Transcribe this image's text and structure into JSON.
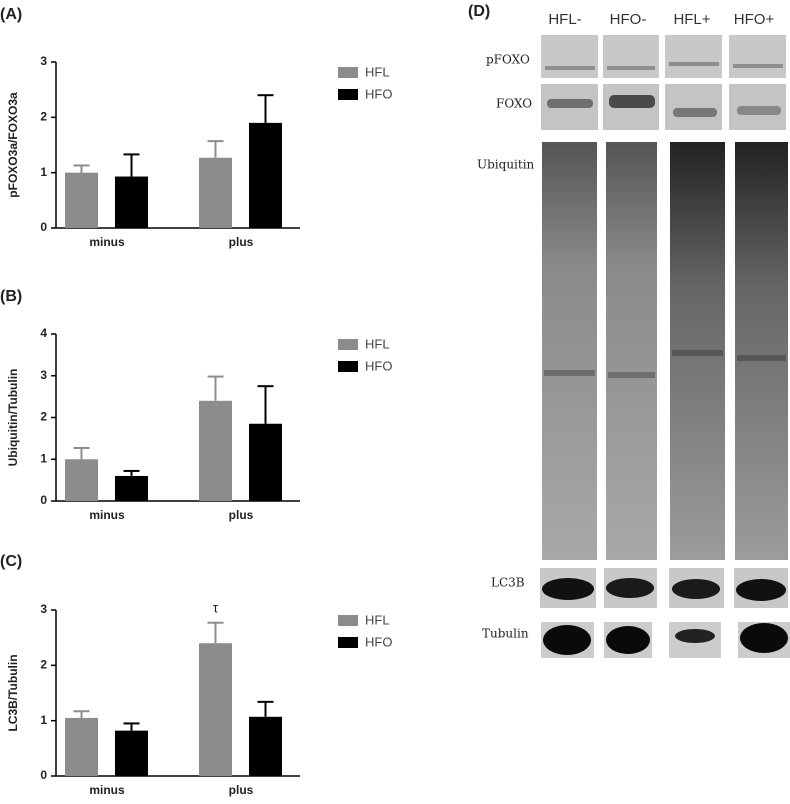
{
  "chart_data": [
    {
      "type": "bar",
      "panel_label": "(A)",
      "ylabel": "pFOXO3a/FOXO3a",
      "categories": [
        "minus",
        "plus"
      ],
      "series": [
        {
          "name": "HFL",
          "color": "#8c8c8e",
          "values": [
            1.0,
            1.27
          ],
          "errors": [
            0.13,
            0.3
          ]
        },
        {
          "name": "HFO",
          "color": "#000000",
          "values": [
            0.93,
            1.9
          ],
          "errors": [
            0.4,
            0.5
          ]
        }
      ],
      "ylim": [
        0,
        3
      ],
      "yticks": [
        0,
        1,
        2,
        3
      ]
    },
    {
      "type": "bar",
      "panel_label": "(B)",
      "ylabel": "Ubiquitin/Tubulin",
      "categories": [
        "minus",
        "plus"
      ],
      "series": [
        {
          "name": "HFL",
          "color": "#8c8c8e",
          "values": [
            1.0,
            2.4
          ],
          "errors": [
            0.27,
            0.58
          ]
        },
        {
          "name": "HFO",
          "color": "#000000",
          "values": [
            0.6,
            1.85
          ],
          "errors": [
            0.12,
            0.9
          ]
        }
      ],
      "ylim": [
        0,
        4
      ],
      "yticks": [
        0,
        1,
        2,
        3,
        4
      ]
    },
    {
      "type": "bar",
      "panel_label": "(C)",
      "ylabel": "LC3B/Tubulin",
      "categories": [
        "minus",
        "plus"
      ],
      "series": [
        {
          "name": "HFL",
          "color": "#8c8c8e",
          "values": [
            1.05,
            2.4
          ],
          "errors": [
            0.12,
            0.37
          ]
        },
        {
          "name": "HFO",
          "color": "#000000",
          "values": [
            0.82,
            1.07
          ],
          "errors": [
            0.13,
            0.27
          ]
        }
      ],
      "ylim": [
        0,
        3
      ],
      "yticks": [
        0,
        1,
        2,
        3
      ],
      "annotations": [
        "τ"
      ]
    }
  ],
  "blot": {
    "panel_label": "(D)",
    "lanes": [
      "HFL-",
      "HFO-",
      "HFL+",
      "HFO+"
    ],
    "rows": [
      "pFOXO",
      "FOXO",
      "Ubiquitin",
      "LC3B",
      "Tubulin"
    ]
  }
}
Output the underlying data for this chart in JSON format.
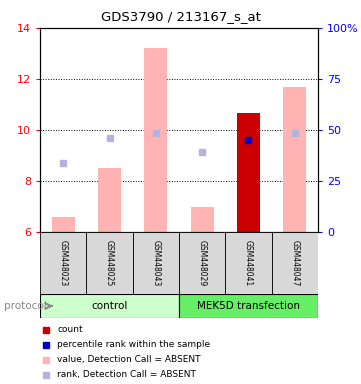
{
  "title": "GDS3790 / 213167_s_at",
  "samples": [
    "GSM448023",
    "GSM448025",
    "GSM448043",
    "GSM448029",
    "GSM448041",
    "GSM448047"
  ],
  "ylim": [
    6,
    14
  ],
  "yticks_left": [
    6,
    8,
    10,
    12,
    14
  ],
  "yticks_right": [
    0,
    25,
    50,
    75,
    100
  ],
  "bar_values": [
    6.6,
    8.5,
    13.2,
    7.0,
    10.65,
    11.7
  ],
  "bar_colors": [
    "#ffb3b3",
    "#ffb3b3",
    "#ffb3b3",
    "#ffb3b3",
    "#cc0000",
    "#ffb3b3"
  ],
  "rank_dots_y": [
    8.7,
    9.7,
    9.9,
    9.15,
    9.6,
    9.9
  ],
  "rank_dot_colors": [
    "#b3b3dd",
    "#b3b3dd",
    "#b3b3dd",
    "#b3b3dd",
    "#0000cc",
    "#b3b3dd"
  ],
  "bar_bottom": 6.0,
  "ctrl_color": "#ccffcc",
  "mek_color": "#66ee66",
  "legend_colors": [
    "#cc0000",
    "#0000cc",
    "#ffb3b3",
    "#b3b3dd"
  ],
  "legend_labels": [
    "count",
    "percentile rank within the sample",
    "value, Detection Call = ABSENT",
    "rank, Detection Call = ABSENT"
  ]
}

----

GOAL: Your task is an exact transcription of all the data, minus the pictures.

EXERCISE RESULT:
Transcribe this image's text and structure into JSON.
{
  "chart_data": [
    {
      "type": "bar",
      "panel_label": "(A)",
      "ylabel": "pFOXO3a/FOXO3a",
      "categories": [
        "minus",
        "plus"
      ],
      "series": [
        {
          "name": "HFL",
          "color": "#8c8c8e",
          "values": [
            1.0,
            1.27
          ],
          "errors": [
            0.13,
            0.3
          ]
        },
        {
          "name": "HFO",
          "color": "#000000",
          "values": [
            0.93,
            1.9
          ],
          "errors": [
            0.4,
            0.5
          ]
        }
      ],
      "ylim": [
        0,
        3
      ],
      "yticks": [
        0,
        1,
        2,
        3
      ]
    },
    {
      "type": "bar",
      "panel_label": "(B)",
      "ylabel": "Ubiquitin/Tubulin",
      "categories": [
        "minus",
        "plus"
      ],
      "series": [
        {
          "name": "HFL",
          "color": "#8c8c8e",
          "values": [
            1.0,
            2.4
          ],
          "errors": [
            0.27,
            0.58
          ]
        },
        {
          "name": "HFO",
          "color": "#000000",
          "values": [
            0.6,
            1.85
          ],
          "errors": [
            0.12,
            0.9
          ]
        }
      ],
      "ylim": [
        0,
        4
      ],
      "yticks": [
        0,
        1,
        2,
        3,
        4
      ]
    },
    {
      "type": "bar",
      "panel_label": "(C)",
      "ylabel": "LC3B/Tubulin",
      "categories": [
        "minus",
        "plus"
      ],
      "series": [
        {
          "name": "HFL",
          "color": "#8c8c8e",
          "values": [
            1.05,
            2.4
          ],
          "errors": [
            0.12,
            0.37
          ]
        },
        {
          "name": "HFO",
          "color": "#000000",
          "values": [
            0.82,
            1.07
          ],
          "errors": [
            0.13,
            0.27
          ]
        }
      ],
      "ylim": [
        0,
        3
      ],
      "yticks": [
        0,
        1,
        2,
        3
      ],
      "annotations": [
        "τ"
      ]
    }
  ],
  "blot": {
    "panel_label": "(D)",
    "lanes": [
      "HFL-",
      "HFO-",
      "HFL+",
      "HFO+"
    ],
    "rows": [
      "pFOXO",
      "FOXO",
      "Ubiquitin",
      "LC3B",
      "Tubulin"
    ]
  }
}
Output the underlying data for this chart in JSON format.
{
  "title": "GDS3790 / 213167_s_at",
  "samples": [
    "GSM448023",
    "GSM448025",
    "GSM448043",
    "GSM448029",
    "GSM448041",
    "GSM448047"
  ],
  "ylim": [
    6,
    14
  ],
  "yticks_left": [
    6,
    8,
    10,
    12,
    14
  ],
  "yticks_right": [
    0,
    25,
    50,
    75,
    100
  ],
  "bar_values": [
    6.6,
    8.5,
    13.2,
    7.0,
    10.65,
    11.7
  ],
  "bar_colors": [
    "#ffb3b3",
    "#ffb3b3",
    "#ffb3b3",
    "#ffb3b3",
    "#cc0000",
    "#ffb3b3"
  ],
  "rank_dots_y": [
    8.7,
    9.7,
    9.9,
    9.15,
    9.6,
    9.9
  ],
  "rank_dot_colors": [
    "#b3b3dd",
    "#b3b3dd",
    "#b3b3dd",
    "#b3b3dd",
    "#0000cc",
    "#b3b3dd"
  ],
  "bar_bottom": 6.0,
  "ctrl_color": "#ccffcc",
  "mek_color": "#66ee66",
  "legend_colors": [
    "#cc0000",
    "#0000cc",
    "#ffb3b3",
    "#b3b3dd"
  ],
  "legend_labels": [
    "count",
    "percentile rank within the sample",
    "value, Detection Call = ABSENT",
    "rank, Detection Call = ABSENT"
  ]
}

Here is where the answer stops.